Layout coordinate data
-.-.-

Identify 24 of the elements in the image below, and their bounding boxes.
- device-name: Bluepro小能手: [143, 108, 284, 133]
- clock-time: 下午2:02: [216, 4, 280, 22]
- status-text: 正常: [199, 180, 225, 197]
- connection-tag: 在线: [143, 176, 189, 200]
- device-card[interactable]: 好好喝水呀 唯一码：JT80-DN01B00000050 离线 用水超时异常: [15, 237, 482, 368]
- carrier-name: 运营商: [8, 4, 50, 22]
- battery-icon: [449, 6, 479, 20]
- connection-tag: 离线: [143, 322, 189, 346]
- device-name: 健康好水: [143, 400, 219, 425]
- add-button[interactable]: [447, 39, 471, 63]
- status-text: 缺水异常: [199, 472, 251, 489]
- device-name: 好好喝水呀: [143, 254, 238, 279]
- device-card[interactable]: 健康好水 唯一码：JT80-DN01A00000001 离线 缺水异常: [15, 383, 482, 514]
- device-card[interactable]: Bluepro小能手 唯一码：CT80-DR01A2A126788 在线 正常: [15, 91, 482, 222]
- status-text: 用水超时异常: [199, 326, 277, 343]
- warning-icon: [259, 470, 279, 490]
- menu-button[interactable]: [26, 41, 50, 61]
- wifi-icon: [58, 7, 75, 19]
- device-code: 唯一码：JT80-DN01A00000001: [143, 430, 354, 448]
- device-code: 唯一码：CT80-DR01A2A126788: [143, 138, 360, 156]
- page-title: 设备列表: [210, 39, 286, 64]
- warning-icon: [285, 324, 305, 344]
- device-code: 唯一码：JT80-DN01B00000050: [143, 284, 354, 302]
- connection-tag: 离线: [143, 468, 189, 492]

-.-.-

— Task description —
Count the lines of the records above that contain the string "name", and reply with the number alone.

— Result of this task —
4